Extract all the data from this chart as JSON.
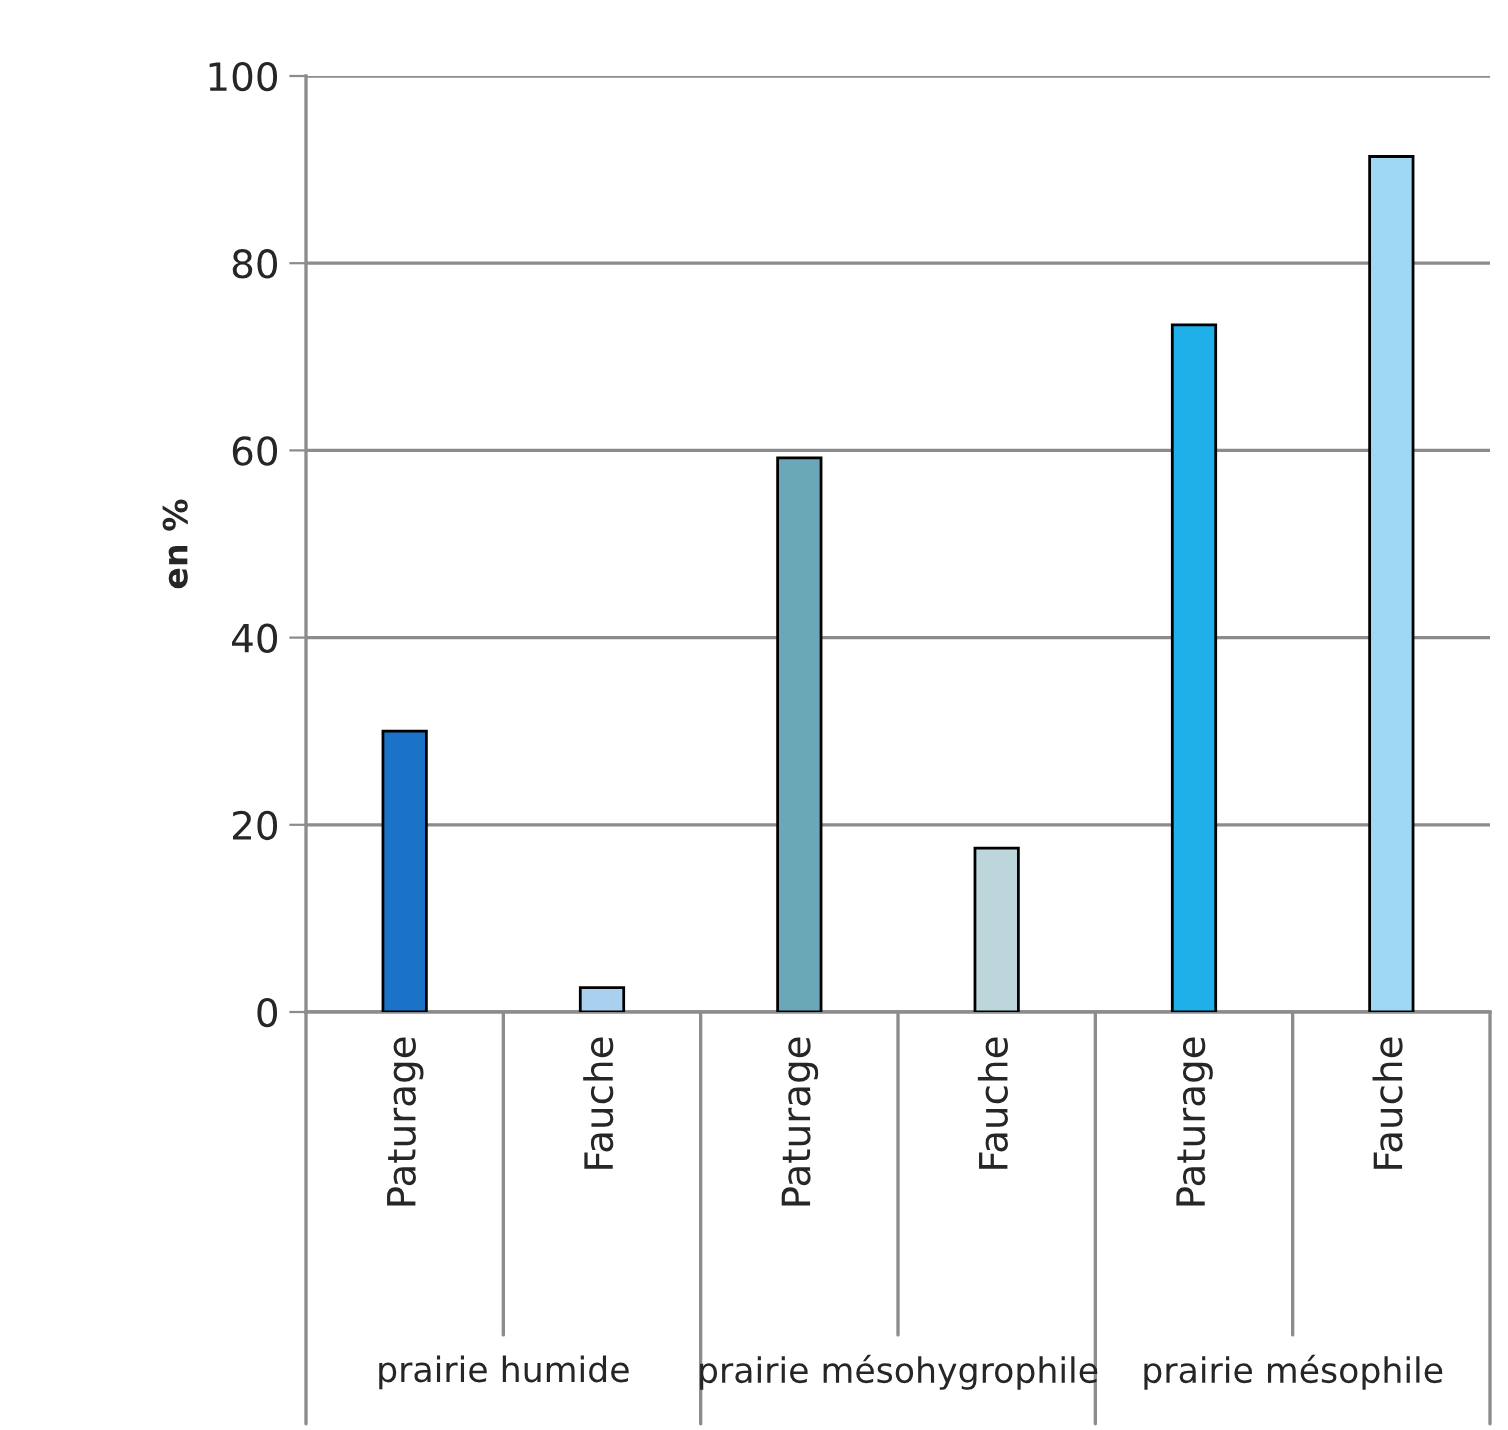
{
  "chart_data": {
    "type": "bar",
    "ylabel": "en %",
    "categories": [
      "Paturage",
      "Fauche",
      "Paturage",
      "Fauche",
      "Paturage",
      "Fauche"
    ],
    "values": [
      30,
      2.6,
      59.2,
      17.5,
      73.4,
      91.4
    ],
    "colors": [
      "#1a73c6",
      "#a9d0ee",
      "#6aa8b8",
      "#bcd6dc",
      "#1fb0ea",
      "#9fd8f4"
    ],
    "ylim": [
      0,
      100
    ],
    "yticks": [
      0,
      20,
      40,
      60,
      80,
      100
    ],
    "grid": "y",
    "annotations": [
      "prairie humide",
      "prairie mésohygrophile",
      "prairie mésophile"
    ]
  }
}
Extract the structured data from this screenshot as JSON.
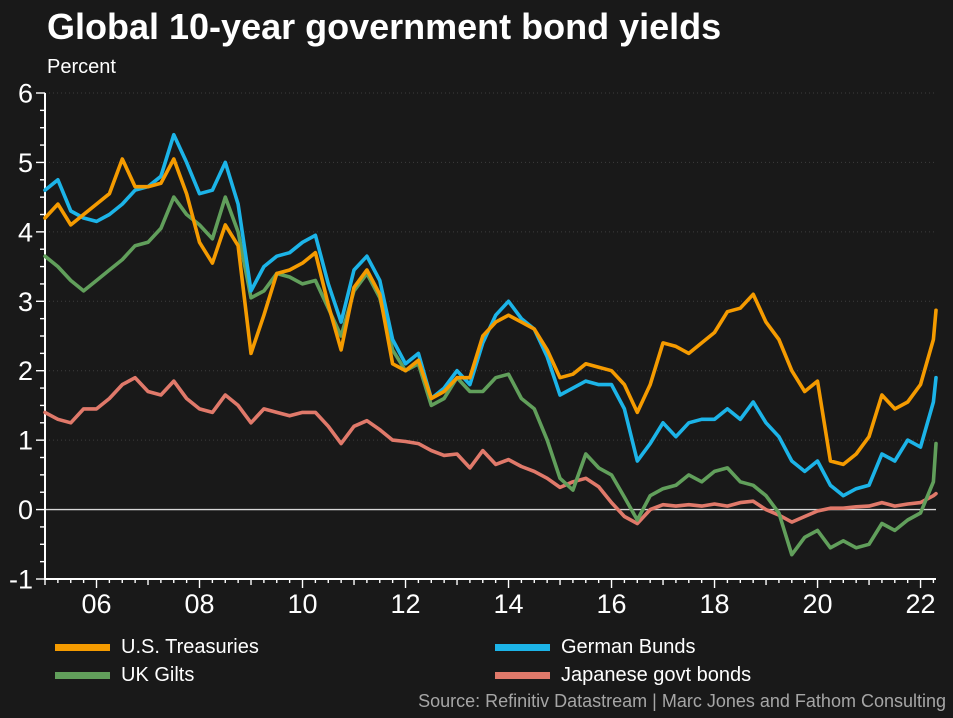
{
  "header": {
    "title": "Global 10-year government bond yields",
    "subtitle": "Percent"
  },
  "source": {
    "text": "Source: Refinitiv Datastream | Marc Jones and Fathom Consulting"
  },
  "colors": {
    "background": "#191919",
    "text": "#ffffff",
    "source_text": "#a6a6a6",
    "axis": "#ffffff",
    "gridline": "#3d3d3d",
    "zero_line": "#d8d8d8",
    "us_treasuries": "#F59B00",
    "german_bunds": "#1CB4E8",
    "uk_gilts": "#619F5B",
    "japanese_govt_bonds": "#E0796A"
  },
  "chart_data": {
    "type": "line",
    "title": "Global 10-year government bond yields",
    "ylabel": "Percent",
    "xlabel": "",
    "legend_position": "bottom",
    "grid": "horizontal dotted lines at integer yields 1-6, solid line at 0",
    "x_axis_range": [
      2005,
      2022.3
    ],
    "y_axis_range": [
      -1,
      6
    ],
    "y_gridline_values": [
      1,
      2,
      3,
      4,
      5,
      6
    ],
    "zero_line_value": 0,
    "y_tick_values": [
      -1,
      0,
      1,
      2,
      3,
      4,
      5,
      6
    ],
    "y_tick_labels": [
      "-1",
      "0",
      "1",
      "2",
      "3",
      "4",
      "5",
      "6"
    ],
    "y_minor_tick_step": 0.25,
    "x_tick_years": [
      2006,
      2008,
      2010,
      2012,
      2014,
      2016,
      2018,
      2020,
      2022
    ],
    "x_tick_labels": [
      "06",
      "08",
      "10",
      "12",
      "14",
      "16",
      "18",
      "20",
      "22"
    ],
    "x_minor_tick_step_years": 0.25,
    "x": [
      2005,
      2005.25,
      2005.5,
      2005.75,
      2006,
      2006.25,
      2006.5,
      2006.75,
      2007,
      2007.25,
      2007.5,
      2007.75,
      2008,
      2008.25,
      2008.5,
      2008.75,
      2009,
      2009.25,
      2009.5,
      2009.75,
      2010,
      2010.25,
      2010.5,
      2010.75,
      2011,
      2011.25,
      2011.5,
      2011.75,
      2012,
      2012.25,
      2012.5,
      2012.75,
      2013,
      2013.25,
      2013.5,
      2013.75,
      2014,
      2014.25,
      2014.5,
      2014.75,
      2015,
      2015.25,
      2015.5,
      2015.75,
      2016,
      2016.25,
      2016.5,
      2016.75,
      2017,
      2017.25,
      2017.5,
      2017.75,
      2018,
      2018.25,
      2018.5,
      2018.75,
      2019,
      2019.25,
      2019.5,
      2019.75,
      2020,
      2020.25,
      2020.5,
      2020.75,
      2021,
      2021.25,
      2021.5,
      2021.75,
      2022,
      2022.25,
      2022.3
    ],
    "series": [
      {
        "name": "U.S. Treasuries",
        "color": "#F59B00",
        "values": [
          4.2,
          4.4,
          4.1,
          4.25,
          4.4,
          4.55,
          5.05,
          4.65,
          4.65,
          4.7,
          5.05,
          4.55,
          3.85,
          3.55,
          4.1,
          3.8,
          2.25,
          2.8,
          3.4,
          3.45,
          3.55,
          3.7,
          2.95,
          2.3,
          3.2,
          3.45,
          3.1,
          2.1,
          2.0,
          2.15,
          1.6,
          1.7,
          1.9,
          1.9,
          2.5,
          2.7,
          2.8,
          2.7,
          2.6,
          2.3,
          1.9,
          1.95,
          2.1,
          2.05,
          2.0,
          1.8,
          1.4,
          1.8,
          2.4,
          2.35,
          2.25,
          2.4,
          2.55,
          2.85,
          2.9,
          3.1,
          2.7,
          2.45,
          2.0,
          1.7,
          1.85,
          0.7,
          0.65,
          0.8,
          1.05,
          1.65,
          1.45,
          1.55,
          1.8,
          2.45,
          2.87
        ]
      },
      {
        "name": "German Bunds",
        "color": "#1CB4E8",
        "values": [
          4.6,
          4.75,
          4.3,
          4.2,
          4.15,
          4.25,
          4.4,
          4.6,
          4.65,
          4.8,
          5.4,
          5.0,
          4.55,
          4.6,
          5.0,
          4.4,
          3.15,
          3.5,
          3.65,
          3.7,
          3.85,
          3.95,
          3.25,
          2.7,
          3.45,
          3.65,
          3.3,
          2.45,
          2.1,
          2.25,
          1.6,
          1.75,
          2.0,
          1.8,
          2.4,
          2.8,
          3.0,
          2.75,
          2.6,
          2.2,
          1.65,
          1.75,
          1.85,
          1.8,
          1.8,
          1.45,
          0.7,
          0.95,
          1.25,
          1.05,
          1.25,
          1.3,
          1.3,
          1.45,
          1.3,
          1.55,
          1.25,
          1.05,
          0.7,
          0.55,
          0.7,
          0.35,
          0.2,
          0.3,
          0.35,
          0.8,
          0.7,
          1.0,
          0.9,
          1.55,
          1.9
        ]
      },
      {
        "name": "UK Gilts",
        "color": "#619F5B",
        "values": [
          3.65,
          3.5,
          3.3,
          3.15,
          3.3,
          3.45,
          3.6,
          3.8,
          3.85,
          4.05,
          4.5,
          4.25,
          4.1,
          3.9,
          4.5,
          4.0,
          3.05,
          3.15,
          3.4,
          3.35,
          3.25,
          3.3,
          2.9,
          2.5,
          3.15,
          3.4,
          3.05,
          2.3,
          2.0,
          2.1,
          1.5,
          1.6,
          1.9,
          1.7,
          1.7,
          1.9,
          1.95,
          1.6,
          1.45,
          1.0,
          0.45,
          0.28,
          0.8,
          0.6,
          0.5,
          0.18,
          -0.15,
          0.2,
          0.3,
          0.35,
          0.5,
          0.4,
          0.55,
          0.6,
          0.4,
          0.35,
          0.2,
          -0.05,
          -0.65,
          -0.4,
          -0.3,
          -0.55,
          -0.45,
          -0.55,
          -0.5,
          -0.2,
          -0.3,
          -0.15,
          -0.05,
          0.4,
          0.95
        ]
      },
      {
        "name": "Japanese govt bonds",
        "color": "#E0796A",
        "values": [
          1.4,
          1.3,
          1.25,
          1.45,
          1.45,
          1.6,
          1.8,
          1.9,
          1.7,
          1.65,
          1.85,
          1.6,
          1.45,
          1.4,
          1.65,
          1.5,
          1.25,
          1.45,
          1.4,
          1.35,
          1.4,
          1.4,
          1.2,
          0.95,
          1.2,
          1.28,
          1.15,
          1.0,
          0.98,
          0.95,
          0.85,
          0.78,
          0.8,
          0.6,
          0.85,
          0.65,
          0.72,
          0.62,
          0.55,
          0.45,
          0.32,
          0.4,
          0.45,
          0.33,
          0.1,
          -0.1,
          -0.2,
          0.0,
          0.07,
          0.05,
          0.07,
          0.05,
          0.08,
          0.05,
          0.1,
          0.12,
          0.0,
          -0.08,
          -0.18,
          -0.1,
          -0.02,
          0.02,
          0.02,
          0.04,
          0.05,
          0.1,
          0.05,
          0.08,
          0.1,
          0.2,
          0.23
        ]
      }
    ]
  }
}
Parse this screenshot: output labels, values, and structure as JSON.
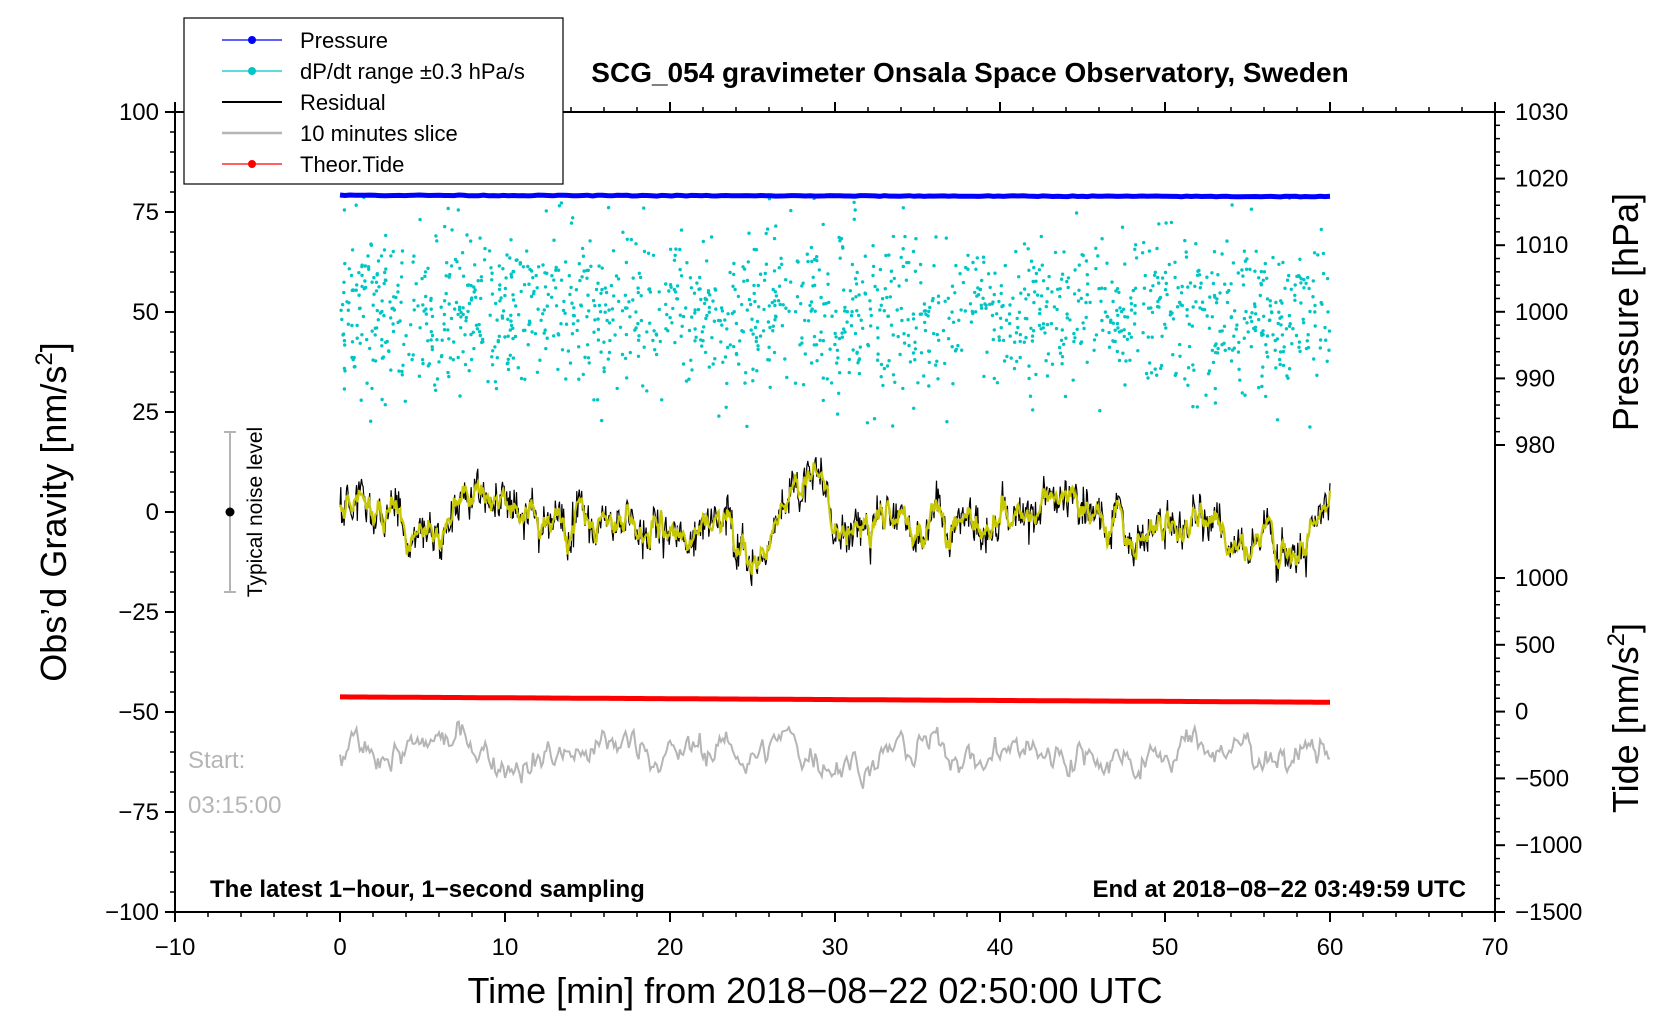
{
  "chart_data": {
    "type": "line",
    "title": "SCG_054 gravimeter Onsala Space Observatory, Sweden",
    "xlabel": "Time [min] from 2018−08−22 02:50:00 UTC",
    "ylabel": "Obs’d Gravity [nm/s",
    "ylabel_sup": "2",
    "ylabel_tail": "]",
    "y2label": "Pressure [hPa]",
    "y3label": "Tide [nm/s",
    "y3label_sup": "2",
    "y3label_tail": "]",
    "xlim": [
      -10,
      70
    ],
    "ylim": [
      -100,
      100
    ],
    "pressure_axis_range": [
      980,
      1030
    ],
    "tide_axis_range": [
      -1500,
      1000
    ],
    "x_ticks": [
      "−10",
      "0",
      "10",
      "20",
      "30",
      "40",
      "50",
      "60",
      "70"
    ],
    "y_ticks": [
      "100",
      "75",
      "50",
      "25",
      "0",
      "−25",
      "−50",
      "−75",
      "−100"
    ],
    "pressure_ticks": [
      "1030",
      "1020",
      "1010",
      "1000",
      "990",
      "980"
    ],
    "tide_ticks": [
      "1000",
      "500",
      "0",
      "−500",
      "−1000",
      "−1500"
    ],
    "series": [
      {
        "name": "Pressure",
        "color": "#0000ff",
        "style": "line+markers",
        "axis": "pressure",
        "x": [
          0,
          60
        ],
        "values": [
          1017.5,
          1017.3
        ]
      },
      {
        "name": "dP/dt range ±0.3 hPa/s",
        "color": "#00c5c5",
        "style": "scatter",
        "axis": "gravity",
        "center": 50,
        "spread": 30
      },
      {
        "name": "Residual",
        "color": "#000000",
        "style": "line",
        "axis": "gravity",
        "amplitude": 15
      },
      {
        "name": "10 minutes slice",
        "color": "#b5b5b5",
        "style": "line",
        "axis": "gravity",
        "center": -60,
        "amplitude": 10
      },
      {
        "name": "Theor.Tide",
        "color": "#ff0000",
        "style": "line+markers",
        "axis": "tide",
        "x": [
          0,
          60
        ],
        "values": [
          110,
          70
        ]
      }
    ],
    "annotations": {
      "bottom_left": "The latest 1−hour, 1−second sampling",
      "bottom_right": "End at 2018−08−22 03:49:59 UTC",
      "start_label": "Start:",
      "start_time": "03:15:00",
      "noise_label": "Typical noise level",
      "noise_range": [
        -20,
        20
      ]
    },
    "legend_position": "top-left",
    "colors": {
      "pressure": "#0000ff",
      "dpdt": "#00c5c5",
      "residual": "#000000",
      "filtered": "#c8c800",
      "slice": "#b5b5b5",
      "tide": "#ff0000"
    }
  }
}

_Objective_
Copy each line from the records above that includes the string "name".

_Worked answer_
        "name": "U.S. Treasuries",
        "name": "German Bunds",
        "name": "UK Gilts",
        "name": "Japanese govt bonds",
        "name": "Pressure",
        "name": "dP/dt range ±0.3 hPa/s",
        "name": "Residual",
        "name": "10 minutes slice",
        "name": "Theor.Tide",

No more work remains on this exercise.